Write the data out again exactly, with no pictures.
------------------------------------
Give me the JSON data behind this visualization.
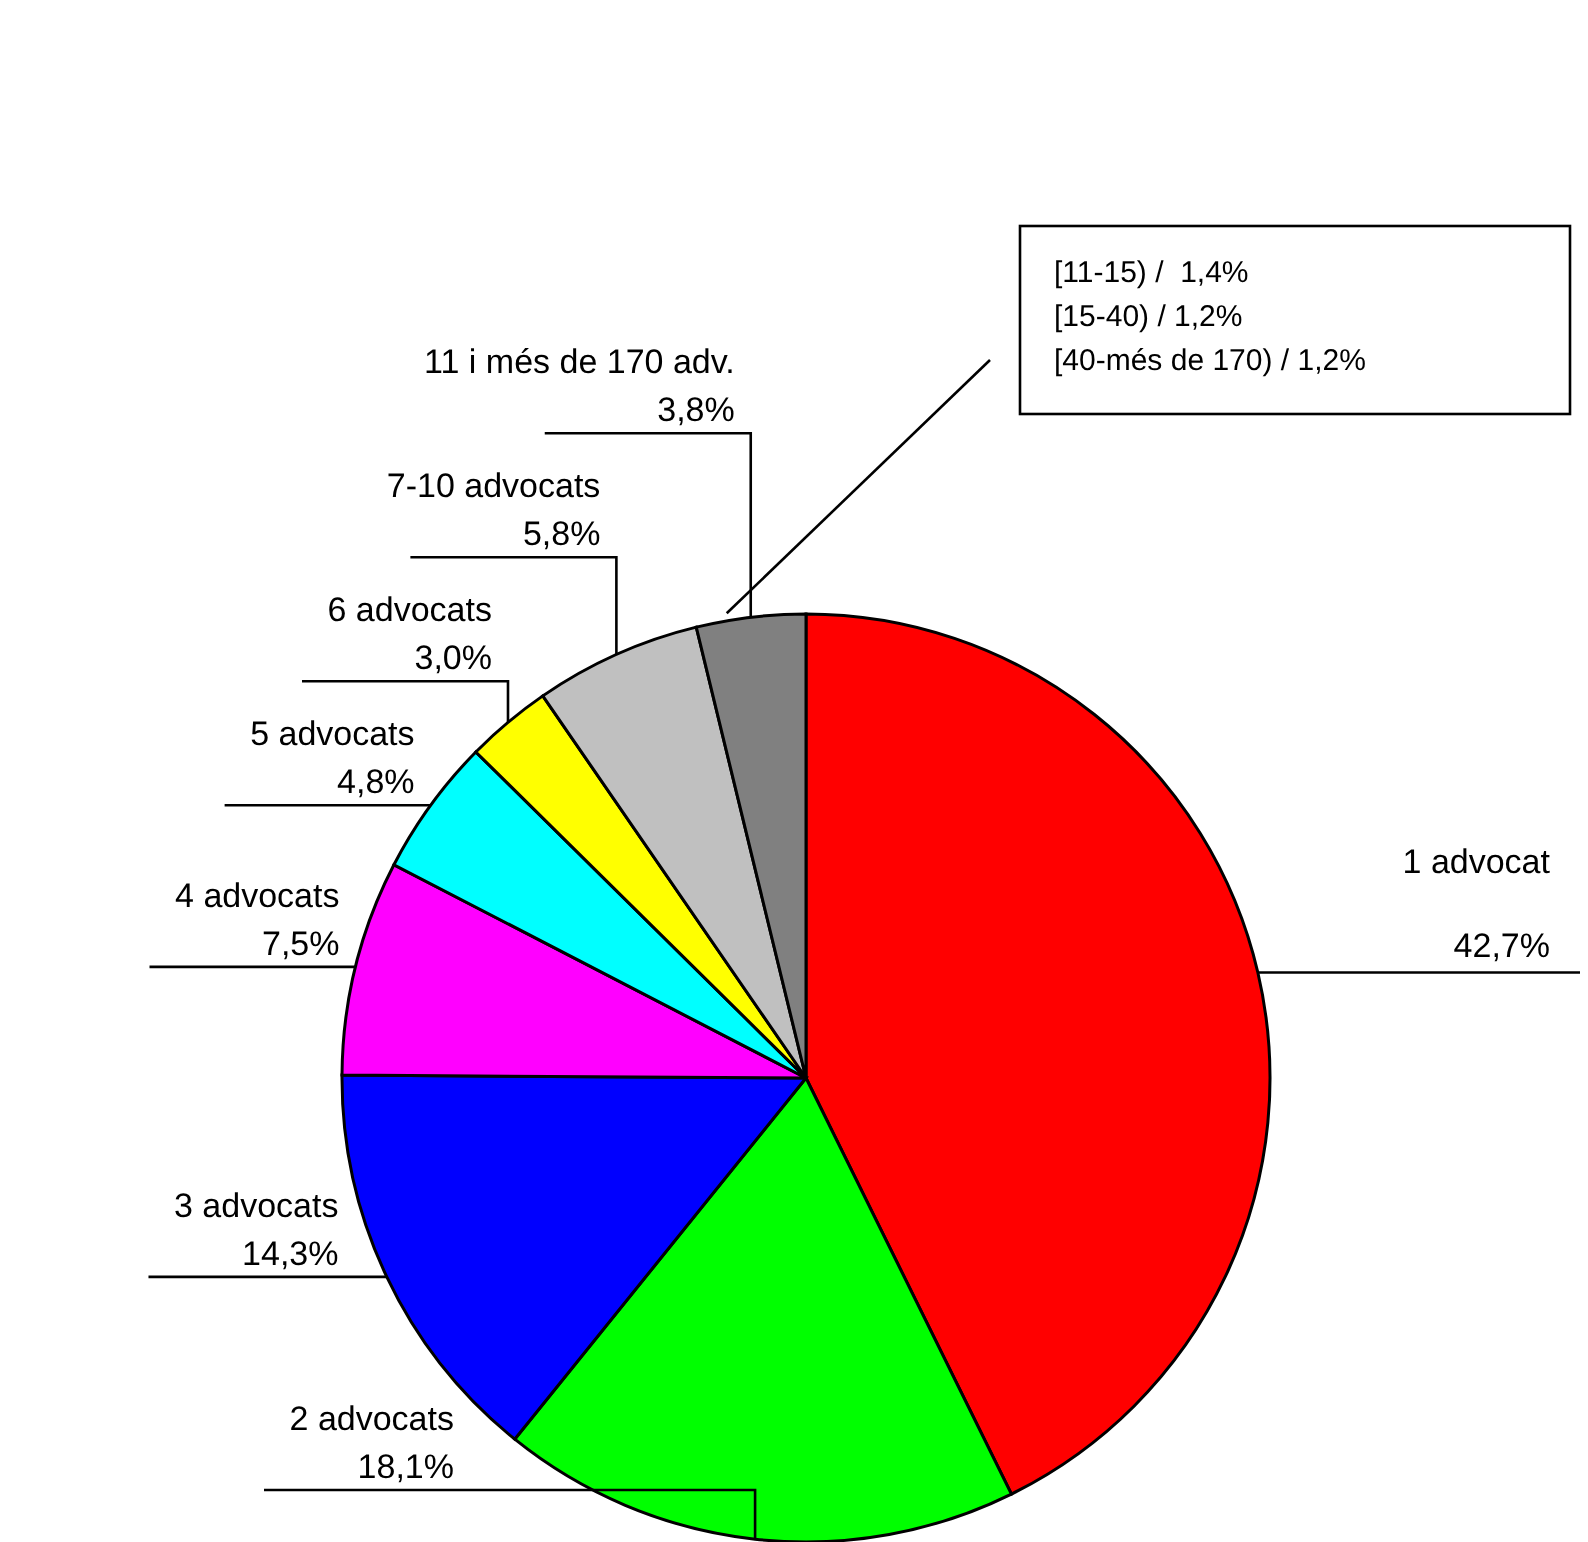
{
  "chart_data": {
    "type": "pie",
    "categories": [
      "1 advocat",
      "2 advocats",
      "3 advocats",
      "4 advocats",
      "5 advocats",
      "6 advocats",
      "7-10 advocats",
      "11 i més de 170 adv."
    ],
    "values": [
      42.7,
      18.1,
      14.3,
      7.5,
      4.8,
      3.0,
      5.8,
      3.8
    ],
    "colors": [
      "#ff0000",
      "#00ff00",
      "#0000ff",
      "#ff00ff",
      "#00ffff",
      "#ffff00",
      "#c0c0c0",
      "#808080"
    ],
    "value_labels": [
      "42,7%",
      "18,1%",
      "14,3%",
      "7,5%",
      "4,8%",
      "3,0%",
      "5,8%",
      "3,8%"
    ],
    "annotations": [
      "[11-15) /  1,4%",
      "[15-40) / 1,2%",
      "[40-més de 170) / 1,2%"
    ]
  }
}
------------------------------------
FINAL ANSWER:
Give me the JSON data behind this visualization.
{
  "chart_data": {
    "type": "pie",
    "categories": [
      "1 advocat",
      "2 advocats",
      "3 advocats",
      "4 advocats",
      "5 advocats",
      "6 advocats",
      "7-10 advocats",
      "11 i més de 170 adv."
    ],
    "values": [
      42.7,
      18.1,
      14.3,
      7.5,
      4.8,
      3.0,
      5.8,
      3.8
    ],
    "colors": [
      "#ff0000",
      "#00ff00",
      "#0000ff",
      "#ff00ff",
      "#00ffff",
      "#ffff00",
      "#c0c0c0",
      "#808080"
    ],
    "value_labels": [
      "42,7%",
      "18,1%",
      "14,3%",
      "7,5%",
      "4,8%",
      "3,0%",
      "5,8%",
      "3,8%"
    ],
    "annotations": [
      "[11-15) /  1,4%",
      "[15-40) / 1,2%",
      "[40-més de 170) / 1,2%"
    ]
  }
}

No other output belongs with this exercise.